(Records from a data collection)
========================
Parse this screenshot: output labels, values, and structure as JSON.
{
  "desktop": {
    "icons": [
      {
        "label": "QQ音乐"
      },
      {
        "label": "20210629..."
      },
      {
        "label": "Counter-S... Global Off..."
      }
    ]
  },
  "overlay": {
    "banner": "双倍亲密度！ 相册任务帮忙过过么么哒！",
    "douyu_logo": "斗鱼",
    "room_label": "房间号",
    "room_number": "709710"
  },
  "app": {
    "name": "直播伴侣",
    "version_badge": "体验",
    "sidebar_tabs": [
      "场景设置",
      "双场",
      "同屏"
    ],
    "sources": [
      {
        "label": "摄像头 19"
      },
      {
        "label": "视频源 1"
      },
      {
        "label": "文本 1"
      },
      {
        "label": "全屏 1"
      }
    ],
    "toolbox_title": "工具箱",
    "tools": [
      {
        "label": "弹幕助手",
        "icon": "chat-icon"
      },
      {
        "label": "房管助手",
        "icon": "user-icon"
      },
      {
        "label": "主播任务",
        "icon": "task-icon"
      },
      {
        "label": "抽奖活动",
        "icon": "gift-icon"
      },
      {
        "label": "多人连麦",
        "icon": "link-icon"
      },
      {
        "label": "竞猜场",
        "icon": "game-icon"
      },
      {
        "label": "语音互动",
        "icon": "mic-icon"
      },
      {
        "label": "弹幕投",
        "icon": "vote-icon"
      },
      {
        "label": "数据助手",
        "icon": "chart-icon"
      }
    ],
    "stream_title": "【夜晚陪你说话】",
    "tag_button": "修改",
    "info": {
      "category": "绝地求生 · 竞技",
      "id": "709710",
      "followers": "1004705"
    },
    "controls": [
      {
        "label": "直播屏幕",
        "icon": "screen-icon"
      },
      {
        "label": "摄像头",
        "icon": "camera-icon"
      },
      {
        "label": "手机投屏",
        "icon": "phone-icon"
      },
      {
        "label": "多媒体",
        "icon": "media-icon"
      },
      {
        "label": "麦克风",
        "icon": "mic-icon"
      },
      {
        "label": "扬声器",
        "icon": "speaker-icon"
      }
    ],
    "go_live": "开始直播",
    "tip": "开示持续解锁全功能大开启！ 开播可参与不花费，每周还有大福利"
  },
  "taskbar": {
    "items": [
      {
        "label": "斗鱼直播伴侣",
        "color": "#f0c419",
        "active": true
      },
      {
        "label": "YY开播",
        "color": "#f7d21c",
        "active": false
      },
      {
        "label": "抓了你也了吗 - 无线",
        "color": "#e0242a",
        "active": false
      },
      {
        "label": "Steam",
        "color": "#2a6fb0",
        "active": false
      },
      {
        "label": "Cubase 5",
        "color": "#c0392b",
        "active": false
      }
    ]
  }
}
========================
Take every line from the data above that holds "color" and copy it out.

Answer to the task
        "color": "#f0c419",
        "color": "#f7d21c",
        "color": "#e0242a",
        "color": "#2a6fb0",
        "color": "#c0392b",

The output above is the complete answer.